What is expected:
Reproduce the records below in full and without edits, omitting images.

Record extracts:
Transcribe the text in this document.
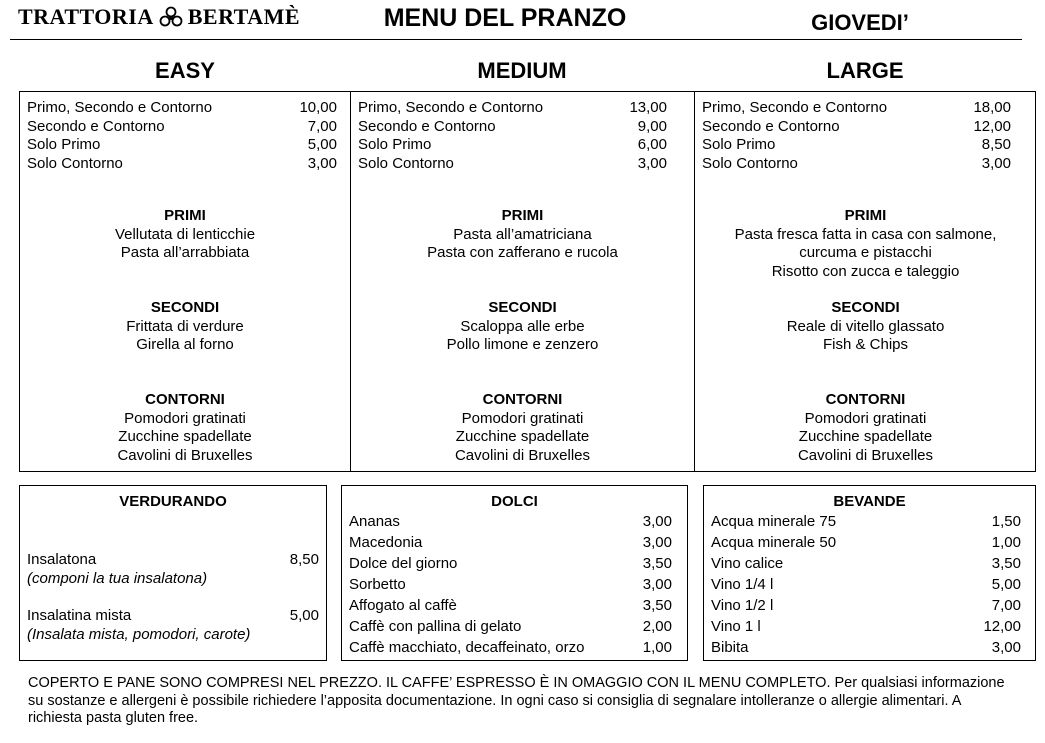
TRATTORIA BERTAMÈ	MENU DEL PRANZO	GIOVEDI’
EASY	MEDIUM	LARGE
Primo, Secondo e Contorno	10,00
Secondo e Contorno	7,00
Solo Primo	5,00
Solo Contorno	3,00
PRIMI
Vellutata di lenticchie
Pasta all’arrabbiata
SECONDI
Frittata di verdure
Girella al forno
CONTORNI
Pomodori gratinati
Zucchine spadellate
Cavolini di Bruxelles
Primo, Secondo e Contorno	13,00
Secondo e Contorno	9,00
Solo Primo	6,00
Solo Contorno	3,00
PRIMI
Pasta all’amatriciana
Pasta con zafferano e rucola
SECONDI
Scaloppa alle erbe
Pollo limone e zenzero
CONTORNI
Pomodori gratinati
Zucchine spadellate
Cavolini di Bruxelles
Primo, Secondo e Contorno	18,00
Secondo e Contorno	12,00
Solo Primo	8,50
Solo Contorno	3,00
PRIMI
Pasta fresca fatta in casa con salmone,
curcuma e pistacchi
Risotto con zucca e taleggio
SECONDI
Reale di vitello glassato
Fish & Chips
CONTORNI
Pomodori gratinati
Zucchine spadellate
Cavolini di Bruxelles
VERDURANDO
Insalatona	8,50
(componi la tua insalatona)
Insalatina mista	5,00
(Insalata mista, pomodori, carote)
DOLCI
Ananas	3,00
Macedonia	3,00
Dolce del giorno	3,50
Sorbetto	3,00
Affogato al caffè	3,50
Caffè con pallina di gelato	2,00
Caffè macchiato, decaffeinato, orzo	1,00
BEVANDE
Acqua minerale 75	1,50
Acqua minerale 50	1,00
Vino calice	3,50
Vino 1/4 l	5,00
Vino 1/2 l	7,00
Vino 1 l	12,00
Bibita	3,00
COPERTO E PANE SONO COMPRESI NEL PREZZO. IL CAFFE’ ESPRESSO È IN OMAGGIO CON IL MENU COMPLETO. Per qualsiasi informazione su sostanze e allergeni è possibile richiedere l’apposita documentazione. In ogni caso si consiglia di segnalare intolleranze o allergie alimentari. A richiesta pasta gluten free.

Answer below:
Transcribe the text in this document.
TRATTORIA BERTAMÈ	MENU DEL PRANZO	GIOVEDI’
EASY	MEDIUM	LARGE
Primo, Secondo e Contorno	10,00
Secondo e Contorno	7,00
Solo Primo	5,00
Solo Contorno	3,00
PRIMI
Vellutata di lenticchie
Pasta all’arrabbiata
SECONDI
Frittata di verdure
Girella al forno
CONTORNI
Pomodori gratinati
Zucchine spadellate
Cavolini di Bruxelles
Primo, Secondo e Contorno	13,00
Secondo e Contorno	9,00
Solo Primo	6,00
Solo Contorno	3,00
PRIMI
Pasta all’amatriciana
Pasta con zafferano e rucola
SECONDI
Scaloppa alle erbe
Pollo limone e zenzero
CONTORNI
Pomodori gratinati
Zucchine spadellate
Cavolini di Bruxelles
Primo, Secondo e Contorno	18,00
Secondo e Contorno	12,00
Solo Primo	8,50
Solo Contorno	3,00
PRIMI
Pasta fresca fatta in casa con salmone,
curcuma e pistacchi
Risotto con zucca e taleggio
SECONDI
Reale di vitello glassato
Fish & Chips
CONTORNI
Pomodori gratinati
Zucchine spadellate
Cavolini di Bruxelles
VERDURANDO
Insalatona	8,50
(componi la tua insalatona)
Insalatina mista	5,00
(Insalata mista, pomodori, carote)
DOLCI
Ananas	3,00
Macedonia	3,00
Dolce del giorno	3,50
Sorbetto	3,00
Affogato al caffè	3,50
Caffè con pallina di gelato	2,00
Caffè macchiato, decaffeinato, orzo	1,00
BEVANDE
Acqua minerale 75	1,50
Acqua minerale 50	1,00
Vino calice	3,50
Vino 1/4 l	5,00
Vino 1/2 l	7,00
Vino 1 l	12,00
Bibita	3,00
COPERTO E PANE SONO COMPRESI NEL PREZZO. IL CAFFE’ ESPRESSO È IN OMAGGIO CON IL MENU COMPLETO. Per qualsiasi informazione su sostanze e allergeni è possibile richiedere l’apposita documentazione. In ogni caso si consiglia di segnalare intolleranze o allergie alimentari. A richiesta pasta gluten free.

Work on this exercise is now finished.